### Exercise aim
Pull every "sides" line out of the data below.

### Data for this task
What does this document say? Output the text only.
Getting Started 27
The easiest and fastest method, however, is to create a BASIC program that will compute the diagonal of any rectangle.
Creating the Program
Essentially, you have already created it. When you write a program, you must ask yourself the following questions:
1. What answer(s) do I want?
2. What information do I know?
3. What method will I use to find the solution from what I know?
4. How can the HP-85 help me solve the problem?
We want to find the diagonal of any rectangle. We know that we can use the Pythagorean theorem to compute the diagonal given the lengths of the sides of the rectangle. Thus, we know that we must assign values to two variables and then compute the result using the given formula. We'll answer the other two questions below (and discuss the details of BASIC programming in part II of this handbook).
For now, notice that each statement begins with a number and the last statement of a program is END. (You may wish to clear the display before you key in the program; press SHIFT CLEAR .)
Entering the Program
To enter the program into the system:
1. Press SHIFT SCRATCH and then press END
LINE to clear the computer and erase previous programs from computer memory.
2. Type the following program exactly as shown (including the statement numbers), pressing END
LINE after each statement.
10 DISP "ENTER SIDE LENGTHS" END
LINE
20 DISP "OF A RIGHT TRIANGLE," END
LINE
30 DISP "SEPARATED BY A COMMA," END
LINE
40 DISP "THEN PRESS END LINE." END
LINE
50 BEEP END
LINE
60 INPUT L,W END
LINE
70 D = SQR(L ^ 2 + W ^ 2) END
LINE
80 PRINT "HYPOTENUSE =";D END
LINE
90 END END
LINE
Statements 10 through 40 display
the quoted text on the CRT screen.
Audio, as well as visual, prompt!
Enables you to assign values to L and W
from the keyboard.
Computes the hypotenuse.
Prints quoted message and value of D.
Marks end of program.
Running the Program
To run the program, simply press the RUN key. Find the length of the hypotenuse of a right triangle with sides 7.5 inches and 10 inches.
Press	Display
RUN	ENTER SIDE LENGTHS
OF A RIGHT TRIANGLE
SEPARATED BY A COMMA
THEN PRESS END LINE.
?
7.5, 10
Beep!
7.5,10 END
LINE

### Answer to the task
We want to find the diagonal of any rectangle. We know that we can use the Pythagorean theorem to compute the diagonal given the lengths of the sides of the rectangle. Thus, we know that we must assign values to two variables and then compute the result using the given formula. We'll answer the other two questions below (and discuss the details of BASIC programming in part II of this handbook).
To run the program, simply press the RUN key. Find the length of the hypotenuse of a right triangle with sides 7.5 inches and 10 inches.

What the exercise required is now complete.